Problem to solve → Copy out the complete listing, word for word.

————

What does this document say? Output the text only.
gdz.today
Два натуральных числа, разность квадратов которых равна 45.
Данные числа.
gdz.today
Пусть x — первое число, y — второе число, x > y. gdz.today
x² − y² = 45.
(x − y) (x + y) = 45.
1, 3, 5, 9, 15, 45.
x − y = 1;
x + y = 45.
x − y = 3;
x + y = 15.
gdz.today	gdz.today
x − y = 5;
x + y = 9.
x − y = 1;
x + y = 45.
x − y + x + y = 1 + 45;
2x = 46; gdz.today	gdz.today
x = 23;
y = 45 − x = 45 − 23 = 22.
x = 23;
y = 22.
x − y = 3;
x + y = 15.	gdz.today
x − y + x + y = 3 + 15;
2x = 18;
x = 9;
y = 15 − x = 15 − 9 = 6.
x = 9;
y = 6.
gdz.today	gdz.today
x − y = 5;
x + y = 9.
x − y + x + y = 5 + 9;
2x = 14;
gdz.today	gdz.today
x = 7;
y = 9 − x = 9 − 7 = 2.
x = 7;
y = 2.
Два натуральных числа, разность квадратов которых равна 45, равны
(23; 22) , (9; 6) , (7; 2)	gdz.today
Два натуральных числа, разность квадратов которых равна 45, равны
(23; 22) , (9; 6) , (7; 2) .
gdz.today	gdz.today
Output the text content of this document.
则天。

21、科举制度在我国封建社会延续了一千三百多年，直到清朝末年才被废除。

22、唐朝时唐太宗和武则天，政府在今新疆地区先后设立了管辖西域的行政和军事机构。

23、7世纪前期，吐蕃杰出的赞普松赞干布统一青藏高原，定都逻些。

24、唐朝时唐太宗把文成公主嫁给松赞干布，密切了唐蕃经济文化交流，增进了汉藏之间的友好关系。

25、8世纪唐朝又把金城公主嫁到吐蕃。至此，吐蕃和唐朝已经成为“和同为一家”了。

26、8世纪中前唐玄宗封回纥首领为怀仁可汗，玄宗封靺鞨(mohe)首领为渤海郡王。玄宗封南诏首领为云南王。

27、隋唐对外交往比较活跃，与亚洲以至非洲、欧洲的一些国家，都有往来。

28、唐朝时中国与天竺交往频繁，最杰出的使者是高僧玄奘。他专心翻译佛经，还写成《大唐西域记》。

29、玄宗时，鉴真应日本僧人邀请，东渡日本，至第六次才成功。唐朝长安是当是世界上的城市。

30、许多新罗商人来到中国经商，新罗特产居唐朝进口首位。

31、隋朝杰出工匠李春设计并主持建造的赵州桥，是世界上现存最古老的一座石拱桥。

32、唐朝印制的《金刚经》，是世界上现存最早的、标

————

Solution →
What does this document say? Output the text only.
gdz.today
Два натуральных числа, разность квадратов которых равна 45.
Данные числа.
gdz.today
Пусть x — первое число, y — второе число, x > y. gdz.today
x² − y² = 45.
(x − y) (x + y) = 45.
1, 3, 5, 9, 15, 45.
x − y = 1;
x + y = 45.
x − y = 3;
x + y = 15.
gdz.today	gdz.today
x − y = 5;
x + y = 9.
x − y = 1;
x + y = 45.
x − y + x + y = 1 + 45;
2x = 46; gdz.today	gdz.today
x = 23;
y = 45 − x = 45 − 23 = 22.
x = 23;
y = 22.
x − y = 3;
x + y = 15.	gdz.today
x − y + x + y = 3 + 15;
2x = 18;
x = 9;
y = 15 − x = 15 − 9 = 6.
x = 9;
y = 6.
gdz.today	gdz.today
x − y = 5;
x + y = 9.
x − y + x + y = 5 + 9;
2x = 14;
gdz.today	gdz.today
x = 7;
y = 9 − x = 9 − 7 = 2.
x = 7;
y = 2.
Два натуральных числа, разность квадратов которых равна 45, равны
(23; 22) , (9; 6) , (7; 2)	gdz.today
Два натуральных числа, разность квадратов которых равна 45, равны
(23; 22) , (9; 6) , (7; 2) .
gdz.today	gdz.today
Output the text content of this document.
则天。

21、科举制度在我国封建社会延续了一千三百多年，直到清朝末年才被废除。

22、唐朝时唐太宗和武则天，政府在今新疆地区先后设立了管辖西域的行政和军事机构。

23、7世纪前期，吐蕃杰出的赞普松赞干布统一青藏高原，定都逻些。

24、唐朝时唐太宗把文成公主嫁给松赞干布，密切了唐蕃经济文化交流，增进了汉藏之间的友好关系。

25、8世纪唐朝又把金城公主嫁到吐蕃。至此，吐蕃和唐朝已经成为“和同为一家”了。

26、8世纪中前唐玄宗封回纥首领为怀仁可汗，玄宗封靺鞨(mohe)首领为渤海郡王。玄宗封南诏首领为云南王。

27、隋唐对外交往比较活跃，与亚洲以至非洲、欧洲的一些国家，都有往来。

28、唐朝时中国与天竺交往频繁，最杰出的使者是高僧玄奘。他专心翻译佛经，还写成《大唐西域记》。

29、玄宗时，鉴真应日本僧人邀请，东渡日本，至第六次才成功。唐朝长安是当是世界上的城市。

30、许多新罗商人来到中国经商，新罗特产居唐朝进口首位。

31、隋朝杰出工匠李春设计并主持建造的赵州桥，是世界上现存最古老的一座石拱桥。

32、唐朝印制的《金刚经》，是世界上现存最早的、标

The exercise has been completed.